• _Exercise goal_
Return the entries below in their exact form, leaving the pictures out.

• _Input material_
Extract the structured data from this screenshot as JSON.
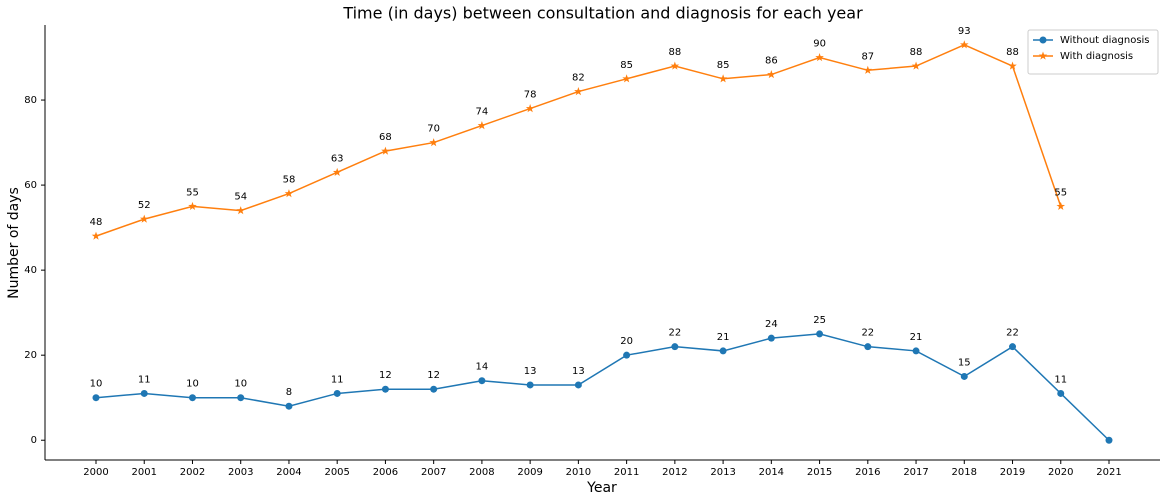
{
  "chart_data": {
    "type": "line",
    "title": "Time (in days) between consultation and diagnosis for each year",
    "x_label": "Year",
    "y_label": "Number of days",
    "categories": [
      "2000",
      "2001",
      "2002",
      "2003",
      "2004",
      "2005",
      "2006",
      "2007",
      "2008",
      "2009",
      "2010",
      "2011",
      "2012",
      "2013",
      "2014",
      "2015",
      "2016",
      "2017",
      "2018",
      "2019",
      "2020",
      "2021"
    ],
    "series": [
      {
        "name": "Without diagnosis",
        "color": "#1f77b4",
        "marker": "circle",
        "values": [
          10,
          11,
          10,
          10,
          8,
          11,
          12,
          12,
          14,
          13,
          13,
          20,
          22,
          21,
          24,
          25,
          22,
          21,
          15,
          22,
          11,
          0
        ],
        "value_labels": [
          "10",
          "11",
          "10",
          "10",
          "8",
          "11",
          "12",
          "12",
          "14",
          "13",
          "13",
          "20",
          "22",
          "21",
          "24",
          "25",
          "22",
          "21",
          "15",
          "22",
          "11",
          null
        ]
      },
      {
        "name": "With diagnosis",
        "color": "#ff7f0e",
        "marker": "star",
        "values": [
          48,
          52,
          55,
          54,
          58,
          63,
          68,
          70,
          74,
          78,
          82,
          85,
          88,
          85,
          86,
          90,
          87,
          88,
          93,
          88,
          55,
          null
        ]
      }
    ],
    "ylim": [
      -4.65,
      97.65
    ],
    "yticks": [
      0,
      20,
      40,
      60,
      80
    ],
    "legend": "upper right"
  }
}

• _Full answer_
Extract the structured data from this screenshot as JSON.
{
  "chart_data": {
    "type": "line",
    "title": "Time (in days) between consultation and diagnosis for each year",
    "x_label": "Year",
    "y_label": "Number of days",
    "categories": [
      "2000",
      "2001",
      "2002",
      "2003",
      "2004",
      "2005",
      "2006",
      "2007",
      "2008",
      "2009",
      "2010",
      "2011",
      "2012",
      "2013",
      "2014",
      "2015",
      "2016",
      "2017",
      "2018",
      "2019",
      "2020",
      "2021"
    ],
    "series": [
      {
        "name": "Without diagnosis",
        "color": "#1f77b4",
        "marker": "circle",
        "values": [
          10,
          11,
          10,
          10,
          8,
          11,
          12,
          12,
          14,
          13,
          13,
          20,
          22,
          21,
          24,
          25,
          22,
          21,
          15,
          22,
          11,
          0
        ],
        "value_labels": [
          "10",
          "11",
          "10",
          "10",
          "8",
          "11",
          "12",
          "12",
          "14",
          "13",
          "13",
          "20",
          "22",
          "21",
          "24",
          "25",
          "22",
          "21",
          "15",
          "22",
          "11",
          null
        ]
      },
      {
        "name": "With diagnosis",
        "color": "#ff7f0e",
        "marker": "star",
        "values": [
          48,
          52,
          55,
          54,
          58,
          63,
          68,
          70,
          74,
          78,
          82,
          85,
          88,
          85,
          86,
          90,
          87,
          88,
          93,
          88,
          55,
          null
        ]
      }
    ],
    "ylim": [
      -4.65,
      97.65
    ],
    "yticks": [
      0,
      20,
      40,
      60,
      80
    ],
    "legend": "upper right"
  }
}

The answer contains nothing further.